To be done:
Pull every line holding the string "исследования" from the records below.

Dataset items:
—————
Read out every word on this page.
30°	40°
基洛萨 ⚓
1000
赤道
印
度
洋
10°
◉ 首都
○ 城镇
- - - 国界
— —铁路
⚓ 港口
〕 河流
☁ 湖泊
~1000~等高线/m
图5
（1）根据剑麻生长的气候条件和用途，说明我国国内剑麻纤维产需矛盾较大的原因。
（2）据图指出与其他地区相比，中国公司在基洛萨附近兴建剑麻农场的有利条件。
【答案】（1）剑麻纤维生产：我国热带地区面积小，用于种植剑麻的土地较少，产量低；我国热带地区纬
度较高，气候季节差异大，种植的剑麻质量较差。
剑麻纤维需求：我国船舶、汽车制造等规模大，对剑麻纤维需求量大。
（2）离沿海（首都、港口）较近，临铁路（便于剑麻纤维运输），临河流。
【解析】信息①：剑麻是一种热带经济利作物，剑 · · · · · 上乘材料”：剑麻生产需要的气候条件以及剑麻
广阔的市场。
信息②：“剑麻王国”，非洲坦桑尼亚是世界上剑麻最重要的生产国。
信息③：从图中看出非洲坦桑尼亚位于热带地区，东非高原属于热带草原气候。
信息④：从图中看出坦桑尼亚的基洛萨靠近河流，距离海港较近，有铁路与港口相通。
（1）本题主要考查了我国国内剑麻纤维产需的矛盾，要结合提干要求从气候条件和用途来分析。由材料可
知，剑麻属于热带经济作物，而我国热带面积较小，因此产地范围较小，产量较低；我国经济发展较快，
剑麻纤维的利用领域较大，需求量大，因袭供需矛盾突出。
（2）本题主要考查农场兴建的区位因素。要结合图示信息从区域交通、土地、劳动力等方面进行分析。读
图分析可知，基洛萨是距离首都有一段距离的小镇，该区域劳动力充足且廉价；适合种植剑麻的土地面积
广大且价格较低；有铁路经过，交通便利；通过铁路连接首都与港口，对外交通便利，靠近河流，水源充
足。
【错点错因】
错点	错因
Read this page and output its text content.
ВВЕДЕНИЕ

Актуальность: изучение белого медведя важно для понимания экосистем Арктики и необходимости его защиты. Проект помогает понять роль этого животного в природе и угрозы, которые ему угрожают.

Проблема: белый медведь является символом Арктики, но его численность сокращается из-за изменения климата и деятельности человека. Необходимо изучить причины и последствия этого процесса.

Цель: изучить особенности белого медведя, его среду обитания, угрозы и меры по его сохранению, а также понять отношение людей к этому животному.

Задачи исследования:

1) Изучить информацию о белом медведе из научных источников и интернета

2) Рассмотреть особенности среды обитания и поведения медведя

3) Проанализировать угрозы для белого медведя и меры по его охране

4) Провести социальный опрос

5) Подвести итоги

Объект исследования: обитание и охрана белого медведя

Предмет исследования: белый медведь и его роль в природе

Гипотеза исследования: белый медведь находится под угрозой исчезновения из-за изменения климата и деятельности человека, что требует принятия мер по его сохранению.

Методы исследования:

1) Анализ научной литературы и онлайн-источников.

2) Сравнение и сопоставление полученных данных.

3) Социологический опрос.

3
—————
In response:
Задачи исследования:
Объект исследования: обитание и охрана белого медведя
Предмет исследования: белый медведь и его роль в природе
Гипотеза исследования: белый медведь находится под угрозой исчезновения из-за изменения климата и деятельности человека, что требует принятия мер по его сохранению.
Методы исследования:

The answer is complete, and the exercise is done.